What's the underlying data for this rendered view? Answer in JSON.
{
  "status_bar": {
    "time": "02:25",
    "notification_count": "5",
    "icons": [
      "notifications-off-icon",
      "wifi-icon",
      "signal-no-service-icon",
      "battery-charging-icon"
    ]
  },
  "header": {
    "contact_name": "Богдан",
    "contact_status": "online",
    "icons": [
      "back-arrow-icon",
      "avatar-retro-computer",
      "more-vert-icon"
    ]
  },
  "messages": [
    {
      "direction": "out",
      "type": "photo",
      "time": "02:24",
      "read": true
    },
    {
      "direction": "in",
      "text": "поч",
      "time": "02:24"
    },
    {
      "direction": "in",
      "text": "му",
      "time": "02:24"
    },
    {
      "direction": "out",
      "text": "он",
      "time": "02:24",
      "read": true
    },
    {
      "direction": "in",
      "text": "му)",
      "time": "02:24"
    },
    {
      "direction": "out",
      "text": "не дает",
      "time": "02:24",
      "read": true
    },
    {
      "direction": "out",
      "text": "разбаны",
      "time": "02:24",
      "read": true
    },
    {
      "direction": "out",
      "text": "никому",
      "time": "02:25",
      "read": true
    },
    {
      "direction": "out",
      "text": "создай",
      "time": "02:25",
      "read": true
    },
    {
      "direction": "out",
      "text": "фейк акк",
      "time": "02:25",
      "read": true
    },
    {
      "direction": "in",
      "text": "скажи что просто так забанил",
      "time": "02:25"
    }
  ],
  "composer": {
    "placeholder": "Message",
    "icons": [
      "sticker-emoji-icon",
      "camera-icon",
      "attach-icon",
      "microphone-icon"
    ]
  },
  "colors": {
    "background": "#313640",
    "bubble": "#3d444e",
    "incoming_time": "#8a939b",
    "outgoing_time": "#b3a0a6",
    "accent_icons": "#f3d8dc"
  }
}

▶ _Your objective_: Transcribe the material above in its entirety. Match it exactly.

▶ _Full answer_:
What's the underlying data for this rendered view? Answer in JSON.
{
  "status_bar": {
    "time": "02:25",
    "notification_count": "5",
    "icons": [
      "notifications-off-icon",
      "wifi-icon",
      "signal-no-service-icon",
      "battery-charging-icon"
    ]
  },
  "header": {
    "contact_name": "Богдан",
    "contact_status": "online",
    "icons": [
      "back-arrow-icon",
      "avatar-retro-computer",
      "more-vert-icon"
    ]
  },
  "messages": [
    {
      "direction": "out",
      "type": "photo",
      "time": "02:24",
      "read": true
    },
    {
      "direction": "in",
      "text": "поч",
      "time": "02:24"
    },
    {
      "direction": "in",
      "text": "му",
      "time": "02:24"
    },
    {
      "direction": "out",
      "text": "он",
      "time": "02:24",
      "read": true
    },
    {
      "direction": "in",
      "text": "му)",
      "time": "02:24"
    },
    {
      "direction": "out",
      "text": "не дает",
      "time": "02:24",
      "read": true
    },
    {
      "direction": "out",
      "text": "разбаны",
      "time": "02:24",
      "read": true
    },
    {
      "direction": "out",
      "text": "никому",
      "time": "02:25",
      "read": true
    },
    {
      "direction": "out",
      "text": "создай",
      "time": "02:25",
      "read": true
    },
    {
      "direction": "out",
      "text": "фейк акк",
      "time": "02:25",
      "read": true
    },
    {
      "direction": "in",
      "text": "скажи что просто так забанил",
      "time": "02:25"
    }
  ],
  "composer": {
    "placeholder": "Message",
    "icons": [
      "sticker-emoji-icon",
      "camera-icon",
      "attach-icon",
      "microphone-icon"
    ]
  },
  "colors": {
    "background": "#313640",
    "bubble": "#3d444e",
    "incoming_time": "#8a939b",
    "outgoing_time": "#b3a0a6",
    "accent_icons": "#f3d8dc"
  }
}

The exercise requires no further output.